Set problem - Rewrite all the rows below, putting "row-kind-label" in place of every "row-type-label" and leaving everything else as it is.

Extracted data -
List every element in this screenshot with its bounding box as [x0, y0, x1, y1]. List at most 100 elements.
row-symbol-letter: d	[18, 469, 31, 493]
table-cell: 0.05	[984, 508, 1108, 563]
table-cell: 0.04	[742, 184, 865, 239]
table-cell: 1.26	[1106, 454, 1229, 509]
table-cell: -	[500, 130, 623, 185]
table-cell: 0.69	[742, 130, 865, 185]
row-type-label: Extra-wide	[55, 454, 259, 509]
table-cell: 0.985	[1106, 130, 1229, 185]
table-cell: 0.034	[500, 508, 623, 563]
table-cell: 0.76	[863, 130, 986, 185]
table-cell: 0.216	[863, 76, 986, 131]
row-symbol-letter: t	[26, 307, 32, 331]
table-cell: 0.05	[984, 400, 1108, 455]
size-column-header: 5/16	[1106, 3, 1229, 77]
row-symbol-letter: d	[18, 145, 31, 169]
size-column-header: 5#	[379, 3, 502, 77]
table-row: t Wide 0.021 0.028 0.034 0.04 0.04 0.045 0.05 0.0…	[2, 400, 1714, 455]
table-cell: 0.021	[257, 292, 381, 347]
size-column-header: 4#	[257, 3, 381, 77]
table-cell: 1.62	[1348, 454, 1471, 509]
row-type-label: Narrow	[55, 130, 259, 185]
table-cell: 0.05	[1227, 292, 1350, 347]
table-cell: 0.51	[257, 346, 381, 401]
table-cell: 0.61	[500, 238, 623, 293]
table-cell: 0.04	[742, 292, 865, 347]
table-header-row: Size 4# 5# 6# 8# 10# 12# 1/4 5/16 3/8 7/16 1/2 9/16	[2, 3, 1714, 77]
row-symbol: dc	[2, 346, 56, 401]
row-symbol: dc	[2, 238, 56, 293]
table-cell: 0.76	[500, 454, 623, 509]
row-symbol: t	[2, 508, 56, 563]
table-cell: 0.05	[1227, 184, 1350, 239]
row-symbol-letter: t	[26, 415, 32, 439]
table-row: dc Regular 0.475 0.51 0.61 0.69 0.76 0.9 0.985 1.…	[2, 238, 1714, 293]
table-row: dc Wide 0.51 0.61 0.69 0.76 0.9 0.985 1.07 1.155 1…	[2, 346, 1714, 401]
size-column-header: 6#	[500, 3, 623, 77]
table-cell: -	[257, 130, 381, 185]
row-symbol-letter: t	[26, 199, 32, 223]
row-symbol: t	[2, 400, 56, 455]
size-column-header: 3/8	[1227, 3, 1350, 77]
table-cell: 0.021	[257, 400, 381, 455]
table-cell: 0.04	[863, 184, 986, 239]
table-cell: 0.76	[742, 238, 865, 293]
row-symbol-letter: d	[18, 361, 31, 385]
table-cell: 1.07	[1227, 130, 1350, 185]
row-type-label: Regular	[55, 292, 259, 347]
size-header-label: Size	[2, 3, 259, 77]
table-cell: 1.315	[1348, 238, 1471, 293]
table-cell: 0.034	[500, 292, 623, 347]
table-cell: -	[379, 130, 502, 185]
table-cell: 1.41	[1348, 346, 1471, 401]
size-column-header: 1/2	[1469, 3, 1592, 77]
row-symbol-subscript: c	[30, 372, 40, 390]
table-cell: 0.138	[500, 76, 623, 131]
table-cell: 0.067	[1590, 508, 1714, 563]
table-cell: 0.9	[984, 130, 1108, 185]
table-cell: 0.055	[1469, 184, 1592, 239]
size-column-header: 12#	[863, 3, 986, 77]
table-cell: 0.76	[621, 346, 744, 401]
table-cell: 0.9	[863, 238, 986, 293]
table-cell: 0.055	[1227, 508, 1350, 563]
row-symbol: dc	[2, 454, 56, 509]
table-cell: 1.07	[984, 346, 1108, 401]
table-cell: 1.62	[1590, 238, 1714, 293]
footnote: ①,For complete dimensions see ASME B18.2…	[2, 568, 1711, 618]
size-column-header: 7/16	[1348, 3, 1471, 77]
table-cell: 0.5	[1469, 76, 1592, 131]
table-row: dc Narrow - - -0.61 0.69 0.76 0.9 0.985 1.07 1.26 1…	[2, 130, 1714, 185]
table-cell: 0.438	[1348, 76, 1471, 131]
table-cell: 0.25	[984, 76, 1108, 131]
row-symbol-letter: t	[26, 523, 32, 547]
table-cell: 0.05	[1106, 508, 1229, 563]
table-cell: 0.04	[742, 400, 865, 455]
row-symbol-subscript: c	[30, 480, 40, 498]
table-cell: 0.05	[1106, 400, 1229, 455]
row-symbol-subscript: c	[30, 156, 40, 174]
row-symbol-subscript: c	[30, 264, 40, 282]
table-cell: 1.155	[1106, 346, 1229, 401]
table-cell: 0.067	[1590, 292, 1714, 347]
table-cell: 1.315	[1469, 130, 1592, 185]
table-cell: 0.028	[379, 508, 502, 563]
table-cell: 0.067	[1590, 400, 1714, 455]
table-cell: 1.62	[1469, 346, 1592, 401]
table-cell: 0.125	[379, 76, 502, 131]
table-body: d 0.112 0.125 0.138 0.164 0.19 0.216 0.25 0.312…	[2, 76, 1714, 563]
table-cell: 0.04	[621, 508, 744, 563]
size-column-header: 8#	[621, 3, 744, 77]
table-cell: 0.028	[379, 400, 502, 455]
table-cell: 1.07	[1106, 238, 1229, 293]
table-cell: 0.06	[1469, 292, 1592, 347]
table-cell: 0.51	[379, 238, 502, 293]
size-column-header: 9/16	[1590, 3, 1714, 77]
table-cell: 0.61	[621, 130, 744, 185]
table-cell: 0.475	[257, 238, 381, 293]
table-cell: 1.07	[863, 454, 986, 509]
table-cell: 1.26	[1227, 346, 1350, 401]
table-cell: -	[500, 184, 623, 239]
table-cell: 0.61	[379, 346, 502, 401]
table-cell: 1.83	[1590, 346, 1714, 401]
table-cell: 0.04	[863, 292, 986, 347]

Final answer -
List every element in this screenshot with its bounding box as [x0, y0, x1, y1]. List at most 100 elements.
row-symbol-letter: d	[18, 469, 31, 493]
table-cell: 0.05	[984, 508, 1108, 563]
table-cell: 0.04	[742, 184, 865, 239]
table-cell: 1.26	[1106, 454, 1229, 509]
table-cell: -	[500, 130, 623, 185]
table-cell: 0.69	[742, 130, 865, 185]
row-kind-label: Extra-wide	[55, 454, 259, 509]
table-cell: 0.985	[1106, 130, 1229, 185]
table-cell: 0.034	[500, 508, 623, 563]
table-cell: 0.76	[863, 130, 986, 185]
table-cell: 0.216	[863, 76, 986, 131]
row-symbol-letter: t	[26, 307, 32, 331]
table-cell: 0.05	[984, 400, 1108, 455]
size-column-header: 5/16	[1106, 3, 1229, 77]
row-symbol-letter: d	[18, 145, 31, 169]
size-column-header: 5#	[379, 3, 502, 77]
table-row: t Wide 0.021 0.028 0.034 0.04 0.04 0.045 0.05 0.0…	[2, 400, 1714, 455]
table-cell: 0.021	[257, 292, 381, 347]
size-column-header: 4#	[257, 3, 381, 77]
table-cell: 1.62	[1348, 454, 1471, 509]
row-kind-label: Narrow	[55, 130, 259, 185]
table-cell: 0.05	[1227, 292, 1350, 347]
table-cell: 0.51	[257, 346, 381, 401]
table-cell: 0.61	[500, 238, 623, 293]
table-cell: 0.04	[742, 292, 865, 347]
table-header-row: Size 4# 5# 6# 8# 10# 12# 1/4 5/16 3/8 7/16 1/2 9/16	[2, 3, 1714, 77]
row-symbol: dc	[2, 346, 56, 401]
row-symbol: dc	[2, 238, 56, 293]
table-cell: 0.76	[500, 454, 623, 509]
row-symbol: t	[2, 508, 56, 563]
table-cell: 0.05	[1227, 184, 1350, 239]
row-symbol-letter: t	[26, 415, 32, 439]
table-row: dc Regular 0.475 0.51 0.61 0.69 0.76 0.9 0.985 1.…	[2, 238, 1714, 293]
table-row: dc Wide 0.51 0.61 0.69 0.76 0.9 0.985 1.07 1.155 1…	[2, 346, 1714, 401]
size-column-header: 6#	[500, 3, 623, 77]
table-cell: -	[257, 130, 381, 185]
row-symbol-letter: t	[26, 199, 32, 223]
row-symbol: t	[2, 400, 56, 455]
size-column-header: 3/8	[1227, 3, 1350, 77]
table-cell: 0.021	[257, 400, 381, 455]
table-cell: 0.04	[863, 184, 986, 239]
table-cell: 0.76	[742, 238, 865, 293]
row-symbol-letter: d	[18, 361, 31, 385]
table-cell: 1.07	[1227, 130, 1350, 185]
row-kind-label: Regular	[55, 292, 259, 347]
size-header-label: Size	[2, 3, 259, 77]
table-cell: 1.315	[1348, 238, 1471, 293]
table-cell: 0.034	[500, 292, 623, 347]
table-cell: -	[379, 130, 502, 185]
table-cell: 1.41	[1348, 346, 1471, 401]
size-column-header: 1/2	[1469, 3, 1592, 77]
row-symbol-subscript: c	[30, 372, 40, 390]
table-cell: 0.138	[500, 76, 623, 131]
table-cell: 0.067	[1590, 508, 1714, 563]
table-cell: 0.9	[984, 130, 1108, 185]
table-cell: 0.055	[1469, 184, 1592, 239]
size-column-header: 12#	[863, 3, 986, 77]
table-cell: 0.76	[621, 346, 744, 401]
table-cell: 0.9	[863, 238, 986, 293]
table-cell: 0.055	[1227, 508, 1350, 563]
row-symbol: dc	[2, 454, 56, 509]
table-cell: 1.07	[984, 346, 1108, 401]
table-cell: 1.62	[1590, 238, 1714, 293]
footnote: ①,For complete dimensions see ASME B18.2…	[2, 568, 1711, 618]
size-column-header: 7/16	[1348, 3, 1471, 77]
table-cell: 0.5	[1469, 76, 1592, 131]
table-row: dc Narrow - - -0.61 0.69 0.76 0.9 0.985 1.07 1.26 1…	[2, 130, 1714, 185]
table-cell: 0.438	[1348, 76, 1471, 131]
table-cell: 0.25	[984, 76, 1108, 131]
row-symbol-letter: t	[26, 523, 32, 547]
table-cell: 0.05	[1106, 508, 1229, 563]
table-cell: 0.04	[742, 400, 865, 455]
row-symbol-subscript: c	[30, 480, 40, 498]
table-cell: 0.05	[1106, 400, 1229, 455]
row-symbol-subscript: c	[30, 156, 40, 174]
row-symbol-subscript: c	[30, 264, 40, 282]
table-cell: 1.155	[1106, 346, 1229, 401]
table-cell: 0.067	[1590, 292, 1714, 347]
table-cell: 1.315	[1469, 130, 1592, 185]
table-cell: 0.028	[379, 508, 502, 563]
table-cell: 0.067	[1590, 400, 1714, 455]
table-cell: 1.62	[1469, 346, 1592, 401]
table-cell: 0.125	[379, 76, 502, 131]
table-body: d 0.112 0.125 0.138 0.164 0.19 0.216 0.25 0.312…	[2, 76, 1714, 563]
table-cell: 0.04	[621, 508, 744, 563]
size-column-header: 8#	[621, 3, 744, 77]
table-cell: 0.028	[379, 400, 502, 455]
table-cell: 1.07	[1106, 238, 1229, 293]
table-cell: 0.06	[1469, 292, 1592, 347]
table-cell: 0.51	[379, 238, 502, 293]
size-column-header: 9/16	[1590, 3, 1714, 77]
table-cell: 0.61	[621, 130, 744, 185]
table-cell: 0.475	[257, 238, 381, 293]
table-cell: 1.07	[863, 454, 986, 509]
table-cell: 1.26	[1227, 346, 1350, 401]
table-cell: -	[500, 184, 623, 239]
table-cell: 0.61	[379, 346, 502, 401]
table-cell: 1.83	[1590, 346, 1714, 401]
table-cell: 0.04	[863, 292, 986, 347]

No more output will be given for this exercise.